• Written request: Work through the following lines and count those that hold the word "Worm". Reply with that number only.

• Task input:

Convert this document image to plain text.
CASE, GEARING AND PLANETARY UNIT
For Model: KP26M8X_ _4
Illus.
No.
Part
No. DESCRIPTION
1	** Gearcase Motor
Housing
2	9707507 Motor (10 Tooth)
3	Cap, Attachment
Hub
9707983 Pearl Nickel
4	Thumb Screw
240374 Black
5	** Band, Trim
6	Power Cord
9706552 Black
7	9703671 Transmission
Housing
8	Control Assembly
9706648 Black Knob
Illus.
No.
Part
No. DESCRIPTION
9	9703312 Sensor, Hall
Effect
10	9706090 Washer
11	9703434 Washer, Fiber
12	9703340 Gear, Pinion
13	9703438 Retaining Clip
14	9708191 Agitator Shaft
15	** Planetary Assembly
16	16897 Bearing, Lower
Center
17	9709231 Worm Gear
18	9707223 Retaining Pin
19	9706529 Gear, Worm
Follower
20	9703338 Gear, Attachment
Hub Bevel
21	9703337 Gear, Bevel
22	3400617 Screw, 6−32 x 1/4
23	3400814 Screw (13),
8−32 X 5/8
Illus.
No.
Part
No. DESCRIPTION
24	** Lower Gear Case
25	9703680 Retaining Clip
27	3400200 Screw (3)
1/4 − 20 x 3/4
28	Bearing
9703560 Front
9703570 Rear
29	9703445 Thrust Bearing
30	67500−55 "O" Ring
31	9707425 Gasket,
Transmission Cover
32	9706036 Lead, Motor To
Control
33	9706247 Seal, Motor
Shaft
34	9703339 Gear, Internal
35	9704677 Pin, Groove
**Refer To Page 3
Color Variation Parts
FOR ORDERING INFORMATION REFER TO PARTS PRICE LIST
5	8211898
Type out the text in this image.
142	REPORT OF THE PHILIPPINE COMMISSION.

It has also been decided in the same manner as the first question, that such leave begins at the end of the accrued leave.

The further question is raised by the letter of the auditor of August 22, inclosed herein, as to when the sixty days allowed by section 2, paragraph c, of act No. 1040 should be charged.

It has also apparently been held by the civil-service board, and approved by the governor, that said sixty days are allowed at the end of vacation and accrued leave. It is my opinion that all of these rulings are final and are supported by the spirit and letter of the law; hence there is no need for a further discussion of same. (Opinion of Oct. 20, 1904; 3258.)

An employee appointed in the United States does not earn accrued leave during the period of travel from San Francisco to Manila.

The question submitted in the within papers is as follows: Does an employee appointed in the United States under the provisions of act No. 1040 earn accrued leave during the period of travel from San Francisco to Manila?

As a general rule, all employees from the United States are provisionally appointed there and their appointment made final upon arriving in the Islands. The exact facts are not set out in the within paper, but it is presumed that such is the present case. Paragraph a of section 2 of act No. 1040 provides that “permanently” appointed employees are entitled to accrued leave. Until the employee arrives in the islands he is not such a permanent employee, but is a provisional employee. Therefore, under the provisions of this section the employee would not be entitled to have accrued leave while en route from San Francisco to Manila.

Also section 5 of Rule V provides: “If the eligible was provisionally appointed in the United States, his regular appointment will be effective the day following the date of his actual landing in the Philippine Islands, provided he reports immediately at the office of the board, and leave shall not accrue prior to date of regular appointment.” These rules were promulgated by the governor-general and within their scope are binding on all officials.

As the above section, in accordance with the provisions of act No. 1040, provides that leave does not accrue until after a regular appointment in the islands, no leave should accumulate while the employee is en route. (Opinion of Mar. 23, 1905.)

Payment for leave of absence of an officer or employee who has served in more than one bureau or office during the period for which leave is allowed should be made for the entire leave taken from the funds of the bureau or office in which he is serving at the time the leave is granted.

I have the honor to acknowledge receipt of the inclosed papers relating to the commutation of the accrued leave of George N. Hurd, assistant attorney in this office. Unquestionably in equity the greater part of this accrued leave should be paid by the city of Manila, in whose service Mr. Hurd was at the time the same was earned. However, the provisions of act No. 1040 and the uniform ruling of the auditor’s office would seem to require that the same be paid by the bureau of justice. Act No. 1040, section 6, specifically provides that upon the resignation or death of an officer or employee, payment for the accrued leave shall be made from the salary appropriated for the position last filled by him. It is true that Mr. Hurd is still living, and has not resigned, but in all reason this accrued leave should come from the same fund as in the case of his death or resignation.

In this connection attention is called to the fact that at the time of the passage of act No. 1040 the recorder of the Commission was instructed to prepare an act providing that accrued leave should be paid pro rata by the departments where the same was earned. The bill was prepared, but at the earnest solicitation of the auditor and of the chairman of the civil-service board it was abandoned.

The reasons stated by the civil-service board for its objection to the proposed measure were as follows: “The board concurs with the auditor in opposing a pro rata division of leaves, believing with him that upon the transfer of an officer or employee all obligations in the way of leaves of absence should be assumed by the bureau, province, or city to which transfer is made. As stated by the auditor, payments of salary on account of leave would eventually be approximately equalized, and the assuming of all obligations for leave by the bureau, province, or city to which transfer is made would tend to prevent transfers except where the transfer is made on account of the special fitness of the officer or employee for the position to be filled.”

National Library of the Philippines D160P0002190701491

• Problem solution: 2